> _EXERCISE TASK_
The entries below contain pictures. Retype everything except those pictures, exactly as given.

◇ ◇ ◇ ◇

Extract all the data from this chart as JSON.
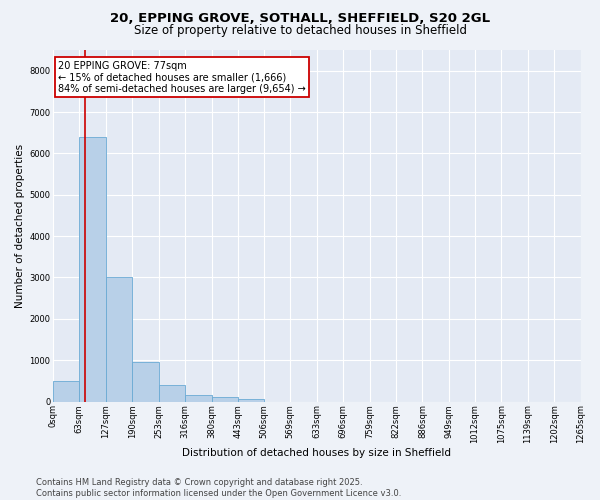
{
  "title_line1": "20, EPPING GROVE, SOTHALL, SHEFFIELD, S20 2GL",
  "title_line2": "Size of property relative to detached houses in Sheffield",
  "xlabel": "Distribution of detached houses by size in Sheffield",
  "ylabel": "Number of detached properties",
  "bar_values": [
    500,
    6400,
    3000,
    950,
    400,
    150,
    100,
    50,
    0,
    0,
    0,
    0,
    0,
    0,
    0,
    0,
    0,
    0,
    0
  ],
  "bin_edges": [
    0,
    63,
    127,
    190,
    253,
    316,
    380,
    443,
    506,
    569,
    633,
    696,
    759,
    822,
    886,
    949,
    1012,
    1075,
    1139,
    1202,
    1265
  ],
  "tick_labels": [
    "0sqm",
    "63sqm",
    "127sqm",
    "190sqm",
    "253sqm",
    "316sqm",
    "380sqm",
    "443sqm",
    "506sqm",
    "569sqm",
    "633sqm",
    "696sqm",
    "759sqm",
    "822sqm",
    "886sqm",
    "949sqm",
    "1012sqm",
    "1075sqm",
    "1139sqm",
    "1202sqm",
    "1265sqm"
  ],
  "bar_color": "#b8d0e8",
  "bar_edge_color": "#6aaad4",
  "vline_x": 77,
  "vline_color": "#cc0000",
  "ylim": [
    0,
    8500
  ],
  "yticks": [
    0,
    1000,
    2000,
    3000,
    4000,
    5000,
    6000,
    7000,
    8000
  ],
  "annotation_box_text": "20 EPPING GROVE: 77sqm\n← 15% of detached houses are smaller (1,666)\n84% of semi-detached houses are larger (9,654) →",
  "annotation_box_color": "#cc0000",
  "annotation_box_fill": "#ffffff",
  "footer_line1": "Contains HM Land Registry data © Crown copyright and database right 2025.",
  "footer_line2": "Contains public sector information licensed under the Open Government Licence v3.0.",
  "background_color": "#eef2f8",
  "plot_bg_color": "#e4eaf4",
  "grid_color": "#ffffff",
  "title_fontsize": 9.5,
  "subtitle_fontsize": 8.5,
  "ylabel_fontsize": 7.5,
  "xlabel_fontsize": 7.5,
  "tick_fontsize": 6,
  "annot_fontsize": 7,
  "footer_fontsize": 6
}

◇ ◇ ◇ ◇

> _FINISHED ANSWER_
Extract all the data from this chart as JSON.
{
  "title_line1": "20, EPPING GROVE, SOTHALL, SHEFFIELD, S20 2GL",
  "title_line2": "Size of property relative to detached houses in Sheffield",
  "xlabel": "Distribution of detached houses by size in Sheffield",
  "ylabel": "Number of detached properties",
  "bar_values": [
    500,
    6400,
    3000,
    950,
    400,
    150,
    100,
    50,
    0,
    0,
    0,
    0,
    0,
    0,
    0,
    0,
    0,
    0,
    0
  ],
  "bin_edges": [
    0,
    63,
    127,
    190,
    253,
    316,
    380,
    443,
    506,
    569,
    633,
    696,
    759,
    822,
    886,
    949,
    1012,
    1075,
    1139,
    1202,
    1265
  ],
  "tick_labels": [
    "0sqm",
    "63sqm",
    "127sqm",
    "190sqm",
    "253sqm",
    "316sqm",
    "380sqm",
    "443sqm",
    "506sqm",
    "569sqm",
    "633sqm",
    "696sqm",
    "759sqm",
    "822sqm",
    "886sqm",
    "949sqm",
    "1012sqm",
    "1075sqm",
    "1139sqm",
    "1202sqm",
    "1265sqm"
  ],
  "bar_color": "#b8d0e8",
  "bar_edge_color": "#6aaad4",
  "vline_x": 77,
  "vline_color": "#cc0000",
  "ylim": [
    0,
    8500
  ],
  "yticks": [
    0,
    1000,
    2000,
    3000,
    4000,
    5000,
    6000,
    7000,
    8000
  ],
  "annotation_box_text": "20 EPPING GROVE: 77sqm\n← 15% of detached houses are smaller (1,666)\n84% of semi-detached houses are larger (9,654) →",
  "annotation_box_color": "#cc0000",
  "annotation_box_fill": "#ffffff",
  "footer_line1": "Contains HM Land Registry data © Crown copyright and database right 2025.",
  "footer_line2": "Contains public sector information licensed under the Open Government Licence v3.0.",
  "background_color": "#eef2f8",
  "plot_bg_color": "#e4eaf4",
  "grid_color": "#ffffff",
  "title_fontsize": 9.5,
  "subtitle_fontsize": 8.5,
  "ylabel_fontsize": 7.5,
  "xlabel_fontsize": 7.5,
  "tick_fontsize": 6,
  "annot_fontsize": 7,
  "footer_fontsize": 6
}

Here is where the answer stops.